***** GIVEN RECORDS *****
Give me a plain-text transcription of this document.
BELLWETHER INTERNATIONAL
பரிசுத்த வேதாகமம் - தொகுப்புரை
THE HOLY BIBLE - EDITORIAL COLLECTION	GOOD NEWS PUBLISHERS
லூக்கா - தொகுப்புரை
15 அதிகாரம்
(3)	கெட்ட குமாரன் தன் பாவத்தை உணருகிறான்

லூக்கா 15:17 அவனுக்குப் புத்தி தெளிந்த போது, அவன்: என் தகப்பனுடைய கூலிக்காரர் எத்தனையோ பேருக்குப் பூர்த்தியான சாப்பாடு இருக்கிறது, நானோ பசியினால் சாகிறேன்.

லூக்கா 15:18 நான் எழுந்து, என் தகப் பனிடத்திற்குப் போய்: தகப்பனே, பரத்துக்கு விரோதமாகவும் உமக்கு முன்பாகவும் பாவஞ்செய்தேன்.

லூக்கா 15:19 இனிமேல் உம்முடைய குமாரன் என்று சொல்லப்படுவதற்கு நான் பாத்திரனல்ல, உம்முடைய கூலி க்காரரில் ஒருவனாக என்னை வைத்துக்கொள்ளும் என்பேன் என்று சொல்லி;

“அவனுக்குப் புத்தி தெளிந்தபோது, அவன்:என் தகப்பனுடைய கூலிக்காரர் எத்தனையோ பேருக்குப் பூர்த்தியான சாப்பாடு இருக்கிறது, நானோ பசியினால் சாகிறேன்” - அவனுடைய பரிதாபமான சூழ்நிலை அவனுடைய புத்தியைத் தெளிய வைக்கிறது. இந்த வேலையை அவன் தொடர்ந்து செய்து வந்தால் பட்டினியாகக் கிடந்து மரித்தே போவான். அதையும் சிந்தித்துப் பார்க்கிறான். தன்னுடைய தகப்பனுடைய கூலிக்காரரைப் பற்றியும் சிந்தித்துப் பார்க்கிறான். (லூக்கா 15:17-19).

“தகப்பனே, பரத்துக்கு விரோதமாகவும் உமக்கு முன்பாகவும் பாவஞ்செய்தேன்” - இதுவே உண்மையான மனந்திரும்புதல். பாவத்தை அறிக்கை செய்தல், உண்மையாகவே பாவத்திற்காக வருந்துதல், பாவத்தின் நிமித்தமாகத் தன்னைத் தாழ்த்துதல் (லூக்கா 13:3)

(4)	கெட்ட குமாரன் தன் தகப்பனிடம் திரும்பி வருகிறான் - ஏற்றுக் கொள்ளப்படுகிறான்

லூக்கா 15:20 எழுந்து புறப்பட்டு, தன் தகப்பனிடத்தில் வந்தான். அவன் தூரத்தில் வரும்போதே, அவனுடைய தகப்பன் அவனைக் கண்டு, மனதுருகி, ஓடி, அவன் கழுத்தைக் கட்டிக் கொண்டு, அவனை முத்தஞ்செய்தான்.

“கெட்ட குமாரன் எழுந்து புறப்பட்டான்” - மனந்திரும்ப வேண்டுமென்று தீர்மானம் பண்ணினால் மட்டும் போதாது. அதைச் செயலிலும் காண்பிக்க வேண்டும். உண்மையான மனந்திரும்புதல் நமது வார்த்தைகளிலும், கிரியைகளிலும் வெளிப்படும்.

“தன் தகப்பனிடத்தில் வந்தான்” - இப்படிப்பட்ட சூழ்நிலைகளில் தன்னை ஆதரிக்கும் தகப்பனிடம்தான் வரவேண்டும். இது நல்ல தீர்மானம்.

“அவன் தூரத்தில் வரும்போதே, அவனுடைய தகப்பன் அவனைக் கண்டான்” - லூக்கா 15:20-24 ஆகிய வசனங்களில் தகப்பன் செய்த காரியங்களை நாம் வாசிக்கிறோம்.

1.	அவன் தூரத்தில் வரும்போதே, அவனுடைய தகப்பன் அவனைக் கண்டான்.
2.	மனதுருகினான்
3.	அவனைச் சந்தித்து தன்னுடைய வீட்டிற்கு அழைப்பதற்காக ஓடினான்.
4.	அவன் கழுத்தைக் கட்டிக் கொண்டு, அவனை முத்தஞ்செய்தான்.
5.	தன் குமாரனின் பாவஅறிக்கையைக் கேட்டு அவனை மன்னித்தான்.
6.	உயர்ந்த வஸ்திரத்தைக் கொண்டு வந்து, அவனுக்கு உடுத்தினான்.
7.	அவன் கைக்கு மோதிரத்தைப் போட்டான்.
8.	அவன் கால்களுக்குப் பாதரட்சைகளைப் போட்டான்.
*****
**YOUR OBJECTIVE**
Print out every entry, keeping each one exact.

**EXERCISE RESPONSE**
Give me a plain-text transcription of this document.
BELLWETHER INTERNATIONAL
பரிசுத்த வேதாகமம் - தொகுப்புரை
THE HOLY BIBLE - EDITORIAL COLLECTION	GOOD NEWS PUBLISHERS
லூக்கா - தொகுப்புரை
15 அதிகாரம்
(3)	கெட்ட குமாரன் தன் பாவத்தை உணருகிறான்

லூக்கா 15:17 அவனுக்குப் புத்தி தெளிந்த போது, அவன்: என் தகப்பனுடைய கூலிக்காரர் எத்தனையோ பேருக்குப் பூர்த்தியான சாப்பாடு இருக்கிறது, நானோ பசியினால் சாகிறேன்.

லூக்கா 15:18 நான் எழுந்து, என் தகப் பனிடத்திற்குப் போய்: தகப்பனே, பரத்துக்கு விரோதமாகவும் உமக்கு முன்பாகவும் பாவஞ்செய்தேன்.

லூக்கா 15:19 இனிமேல் உம்முடைய குமாரன் என்று சொல்லப்படுவதற்கு நான் பாத்திரனல்ல, உம்முடைய கூலி க்காரரில் ஒருவனாக என்னை வைத்துக்கொள்ளும் என்பேன் என்று சொல்லி;

“அவனுக்குப் புத்தி தெளிந்தபோது, அவன்:என் தகப்பனுடைய கூலிக்காரர் எத்தனையோ பேருக்குப் பூர்த்தியான சாப்பாடு இருக்கிறது, நானோ பசியினால் சாகிறேன்” - அவனுடைய பரிதாபமான சூழ்நிலை அவனுடைய புத்தியைத் தெளிய வைக்கிறது. இந்த வேலையை அவன் தொடர்ந்து செய்து வந்தால் பட்டினியாகக் கிடந்து மரித்தே போவான். அதையும் சிந்தித்துப் பார்க்கிறான். தன்னுடைய தகப்பனுடைய கூலிக்காரரைப் பற்றியும் சிந்தித்துப் பார்க்கிறான். (லூக்கா 15:17-19).

“தகப்பனே, பரத்துக்கு விரோதமாகவும் உமக்கு முன்பாகவும் பாவஞ்செய்தேன்” - இதுவே உண்மையான மனந்திரும்புதல். பாவத்தை அறிக்கை செய்தல், உண்மையாகவே பாவத்திற்காக வருந்துதல், பாவத்தின் நிமித்தமாகத் தன்னைத் தாழ்த்துதல் (லூக்கா 13:3)

(4)	கெட்ட குமாரன் தன் தகப்பனிடம் திரும்பி வருகிறான் - ஏற்றுக் கொள்ளப்படுகிறான்

லூக்கா 15:20 எழுந்து புறப்பட்டு, தன் தகப்பனிடத்தில் வந்தான். அவன் தூரத்தில் வரும்போதே, அவனுடைய தகப்பன் அவனைக் கண்டு, மனதுருகி, ஓடி, அவன் கழுத்தைக் கட்டிக் கொண்டு, அவனை முத்தஞ்செய்தான்.

“கெட்ட குமாரன் எழுந்து புறப்பட்டான்” - மனந்திரும்ப வேண்டுமென்று தீர்மானம் பண்ணினால் மட்டும் போதாது. அதைச் செயலிலும் காண்பிக்க வேண்டும். உண்மையான மனந்திரும்புதல் நமது வார்த்தைகளிலும், கிரியைகளிலும் வெளிப்படும்.

“தன் தகப்பனிடத்தில் வந்தான்” - இப்படிப்பட்ட சூழ்நிலைகளில் தன்னை ஆதரிக்கும் தகப்பனிடம்தான் வரவேண்டும். இது நல்ல தீர்மானம்.

“அவன் தூரத்தில் வரும்போதே, அவனுடைய தகப்பன் அவனைக் கண்டான்” - லூக்கா 15:20-24 ஆகிய வசனங்களில் தகப்பன் செய்த காரியங்களை நாம் வாசிக்கிறோம்.

1.	அவன் தூரத்தில் வரும்போதே, அவனுடைய தகப்பன் அவனைக் கண்டான்.
2.	மனதுருகினான்
3.	அவனைச் சந்தித்து தன்னுடைய வீட்டிற்கு அழைப்பதற்காக ஓடினான்.
4.	அவன் கழுத்தைக் கட்டிக் கொண்டு, அவனை முத்தஞ்செய்தான்.
5.	தன் குமாரனின் பாவஅறிக்கையைக் கேட்டு அவனை மன்னித்தான்.
6.	உயர்ந்த வஸ்திரத்தைக் கொண்டு வந்து, அவனுக்கு உடுத்தினான்.
7.	அவன் கைக்கு மோதிரத்தைப் போட்டான்.
8.	அவன் கால்களுக்குப் பாதரட்சைகளைப் போட்டான்.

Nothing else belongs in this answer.